▶ _Problem to solve_: Output every line of the data exactly as it appears.

►

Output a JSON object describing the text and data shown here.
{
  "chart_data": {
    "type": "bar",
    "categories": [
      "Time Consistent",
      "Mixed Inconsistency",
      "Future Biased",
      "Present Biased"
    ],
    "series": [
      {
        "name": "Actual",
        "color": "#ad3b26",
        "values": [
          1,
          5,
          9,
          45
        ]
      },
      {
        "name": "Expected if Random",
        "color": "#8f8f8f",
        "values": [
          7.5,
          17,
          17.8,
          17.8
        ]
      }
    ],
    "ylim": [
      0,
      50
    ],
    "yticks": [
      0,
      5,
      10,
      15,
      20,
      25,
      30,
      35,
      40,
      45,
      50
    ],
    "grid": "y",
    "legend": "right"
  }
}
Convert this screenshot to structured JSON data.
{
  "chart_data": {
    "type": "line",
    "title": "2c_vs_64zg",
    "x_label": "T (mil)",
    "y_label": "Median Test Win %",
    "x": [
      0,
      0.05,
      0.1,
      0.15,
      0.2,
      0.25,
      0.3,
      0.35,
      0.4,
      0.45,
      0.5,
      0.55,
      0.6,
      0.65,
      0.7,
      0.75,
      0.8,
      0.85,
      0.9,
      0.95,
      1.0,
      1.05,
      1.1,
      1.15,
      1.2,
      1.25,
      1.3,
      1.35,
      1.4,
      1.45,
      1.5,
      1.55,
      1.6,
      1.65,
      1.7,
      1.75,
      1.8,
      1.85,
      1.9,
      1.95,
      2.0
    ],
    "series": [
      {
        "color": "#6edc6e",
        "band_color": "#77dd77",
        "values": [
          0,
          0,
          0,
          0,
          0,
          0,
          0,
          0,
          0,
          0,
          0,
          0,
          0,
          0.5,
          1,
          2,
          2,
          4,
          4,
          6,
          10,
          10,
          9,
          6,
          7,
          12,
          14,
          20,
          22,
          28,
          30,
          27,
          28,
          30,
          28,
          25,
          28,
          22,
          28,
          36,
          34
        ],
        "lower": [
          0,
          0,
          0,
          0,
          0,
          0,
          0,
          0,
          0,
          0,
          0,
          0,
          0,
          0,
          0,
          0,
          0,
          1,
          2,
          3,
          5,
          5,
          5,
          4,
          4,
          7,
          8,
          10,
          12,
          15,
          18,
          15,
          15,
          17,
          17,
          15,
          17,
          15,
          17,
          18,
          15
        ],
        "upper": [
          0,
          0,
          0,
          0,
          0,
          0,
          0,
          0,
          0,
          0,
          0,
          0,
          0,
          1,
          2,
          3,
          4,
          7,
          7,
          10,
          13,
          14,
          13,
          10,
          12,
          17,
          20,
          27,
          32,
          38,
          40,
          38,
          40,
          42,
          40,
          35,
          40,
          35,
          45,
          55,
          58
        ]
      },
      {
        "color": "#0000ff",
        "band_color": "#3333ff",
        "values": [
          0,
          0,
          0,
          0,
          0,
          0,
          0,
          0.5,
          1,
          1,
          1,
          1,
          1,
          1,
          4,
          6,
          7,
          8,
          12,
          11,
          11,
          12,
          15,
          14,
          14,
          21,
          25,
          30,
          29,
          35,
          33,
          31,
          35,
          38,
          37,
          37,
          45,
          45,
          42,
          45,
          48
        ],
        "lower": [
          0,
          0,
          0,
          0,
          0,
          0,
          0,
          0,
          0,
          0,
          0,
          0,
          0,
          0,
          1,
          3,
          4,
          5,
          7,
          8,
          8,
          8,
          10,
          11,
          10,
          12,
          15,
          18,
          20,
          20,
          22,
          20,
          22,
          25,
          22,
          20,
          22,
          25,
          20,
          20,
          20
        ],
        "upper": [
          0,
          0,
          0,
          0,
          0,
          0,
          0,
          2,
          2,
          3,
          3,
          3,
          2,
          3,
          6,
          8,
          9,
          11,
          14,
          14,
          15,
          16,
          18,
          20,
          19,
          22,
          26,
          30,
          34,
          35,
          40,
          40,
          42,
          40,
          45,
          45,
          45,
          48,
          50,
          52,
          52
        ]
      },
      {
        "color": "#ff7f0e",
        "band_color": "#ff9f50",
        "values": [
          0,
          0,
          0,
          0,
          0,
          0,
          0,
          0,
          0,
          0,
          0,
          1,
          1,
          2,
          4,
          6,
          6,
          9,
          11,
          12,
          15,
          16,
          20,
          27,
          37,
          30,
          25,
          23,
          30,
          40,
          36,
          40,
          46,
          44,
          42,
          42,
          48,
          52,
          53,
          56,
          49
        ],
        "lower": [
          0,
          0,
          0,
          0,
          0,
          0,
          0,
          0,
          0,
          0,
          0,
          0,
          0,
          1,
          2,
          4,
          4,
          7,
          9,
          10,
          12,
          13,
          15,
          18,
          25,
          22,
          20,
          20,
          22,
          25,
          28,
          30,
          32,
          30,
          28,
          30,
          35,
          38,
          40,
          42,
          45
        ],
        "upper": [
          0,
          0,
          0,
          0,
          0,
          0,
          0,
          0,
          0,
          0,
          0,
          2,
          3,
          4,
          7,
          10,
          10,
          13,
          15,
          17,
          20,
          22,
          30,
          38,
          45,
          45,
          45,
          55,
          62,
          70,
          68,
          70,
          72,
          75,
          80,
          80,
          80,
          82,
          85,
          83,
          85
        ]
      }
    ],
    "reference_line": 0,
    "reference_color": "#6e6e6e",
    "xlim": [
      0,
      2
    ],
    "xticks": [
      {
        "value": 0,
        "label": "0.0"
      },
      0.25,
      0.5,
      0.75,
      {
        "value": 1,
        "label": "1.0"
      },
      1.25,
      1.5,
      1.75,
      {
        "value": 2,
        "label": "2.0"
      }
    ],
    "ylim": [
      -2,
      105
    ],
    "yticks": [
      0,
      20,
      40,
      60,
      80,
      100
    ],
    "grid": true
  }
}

◄

▶ _Exercise solution_:
Output a JSON object describing the text and data shown here.
{
  "chart_data": {
    "type": "bar",
    "categories": [
      "Time Consistent",
      "Mixed Inconsistency",
      "Future Biased",
      "Present Biased"
    ],
    "series": [
      {
        "name": "Actual",
        "color": "#ad3b26",
        "values": [
          1,
          5,
          9,
          45
        ]
      },
      {
        "name": "Expected if Random",
        "color": "#8f8f8f",
        "values": [
          7.5,
          17,
          17.8,
          17.8
        ]
      }
    ],
    "ylim": [
      0,
      50
    ],
    "yticks": [
      0,
      5,
      10,
      15,
      20,
      25,
      30,
      35,
      40,
      45,
      50
    ],
    "grid": "y",
    "legend": "right"
  }
}
Convert this screenshot to structured JSON data.
{
  "chart_data": {
    "type": "line",
    "title": "2c_vs_64zg",
    "x_label": "T (mil)",
    "y_label": "Median Test Win %",
    "x": [
      0,
      0.05,
      0.1,
      0.15,
      0.2,
      0.25,
      0.3,
      0.35,
      0.4,
      0.45,
      0.5,
      0.55,
      0.6,
      0.65,
      0.7,
      0.75,
      0.8,
      0.85,
      0.9,
      0.95,
      1.0,
      1.05,
      1.1,
      1.15,
      1.2,
      1.25,
      1.3,
      1.35,
      1.4,
      1.45,
      1.5,
      1.55,
      1.6,
      1.65,
      1.7,
      1.75,
      1.8,
      1.85,
      1.9,
      1.95,
      2.0
    ],
    "series": [
      {
        "color": "#6edc6e",
        "band_color": "#77dd77",
        "values": [
          0,
          0,
          0,
          0,
          0,
          0,
          0,
          0,
          0,
          0,
          0,
          0,
          0,
          0.5,
          1,
          2,
          2,
          4,
          4,
          6,
          10,
          10,
          9,
          6,
          7,
          12,
          14,
          20,
          22,
          28,
          30,
          27,
          28,
          30,
          28,
          25,
          28,
          22,
          28,
          36,
          34
        ],
        "lower": [
          0,
          0,
          0,
          0,
          0,
          0,
          0,
          0,
          0,
          0,
          0,
          0,
          0,
          0,
          0,
          0,
          0,
          1,
          2,
          3,
          5,
          5,
          5,
          4,
          4,
          7,
          8,
          10,
          12,
          15,
          18,
          15,
          15,
          17,
          17,
          15,
          17,
          15,
          17,
          18,
          15
        ],
        "upper": [
          0,
          0,
          0,
          0,
          0,
          0,
          0,
          0,
          0,
          0,
          0,
          0,
          0,
          1,
          2,
          3,
          4,
          7,
          7,
          10,
          13,
          14,
          13,
          10,
          12,
          17,
          20,
          27,
          32,
          38,
          40,
          38,
          40,
          42,
          40,
          35,
          40,
          35,
          45,
          55,
          58
        ]
      },
      {
        "color": "#0000ff",
        "band_color": "#3333ff",
        "values": [
          0,
          0,
          0,
          0,
          0,
          0,
          0,
          0.5,
          1,
          1,
          1,
          1,
          1,
          1,
          4,
          6,
          7,
          8,
          12,
          11,
          11,
          12,
          15,
          14,
          14,
          21,
          25,
          30,
          29,
          35,
          33,
          31,
          35,
          38,
          37,
          37,
          45,
          45,
          42,
          45,
          48
        ],
        "lower": [
          0,
          0,
          0,
          0,
          0,
          0,
          0,
          0,
          0,
          0,
          0,
          0,
          0,
          0,
          1,
          3,
          4,
          5,
          7,
          8,
          8,
          8,
          10,
          11,
          10,
          12,
          15,
          18,
          20,
          20,
          22,
          20,
          22,
          25,
          22,
          20,
          22,
          25,
          20,
          20,
          20
        ],
        "upper": [
          0,
          0,
          0,
          0,
          0,
          0,
          0,
          2,
          2,
          3,
          3,
          3,
          2,
          3,
          6,
          8,
          9,
          11,
          14,
          14,
          15,
          16,
          18,
          20,
          19,
          22,
          26,
          30,
          34,
          35,
          40,
          40,
          42,
          40,
          45,
          45,
          45,
          48,
          50,
          52,
          52
        ]
      },
      {
        "color": "#ff7f0e",
        "band_color": "#ff9f50",
        "values": [
          0,
          0,
          0,
          0,
          0,
          0,
          0,
          0,
          0,
          0,
          0,
          1,
          1,
          2,
          4,
          6,
          6,
          9,
          11,
          12,
          15,
          16,
          20,
          27,
          37,
          30,
          25,
          23,
          30,
          40,
          36,
          40,
          46,
          44,
          42,
          42,
          48,
          52,
          53,
          56,
          49
        ],
        "lower": [
          0,
          0,
          0,
          0,
          0,
          0,
          0,
          0,
          0,
          0,
          0,
          0,
          0,
          1,
          2,
          4,
          4,
          7,
          9,
          10,
          12,
          13,
          15,
          18,
          25,
          22,
          20,
          20,
          22,
          25,
          28,
          30,
          32,
          30,
          28,
          30,
          35,
          38,
          40,
          42,
          45
        ],
        "upper": [
          0,
          0,
          0,
          0,
          0,
          0,
          0,
          0,
          0,
          0,
          0,
          2,
          3,
          4,
          7,
          10,
          10,
          13,
          15,
          17,
          20,
          22,
          30,
          38,
          45,
          45,
          45,
          55,
          62,
          70,
          68,
          70,
          72,
          75,
          80,
          80,
          80,
          82,
          85,
          83,
          85
        ]
      }
    ],
    "reference_line": 0,
    "reference_color": "#6e6e6e",
    "xlim": [
      0,
      2
    ],
    "xticks": [
      {
        "value": 0,
        "label": "0.0"
      },
      0.25,
      0.5,
      0.75,
      {
        "value": 1,
        "label": "1.0"
      },
      1.25,
      1.5,
      1.75,
      {
        "value": 2,
        "label": "2.0"
      }
    ],
    "ylim": [
      -2,
      105
    ],
    "yticks": [
      0,
      20,
      40,
      60,
      80,
      100
    ],
    "grid": true
  }
}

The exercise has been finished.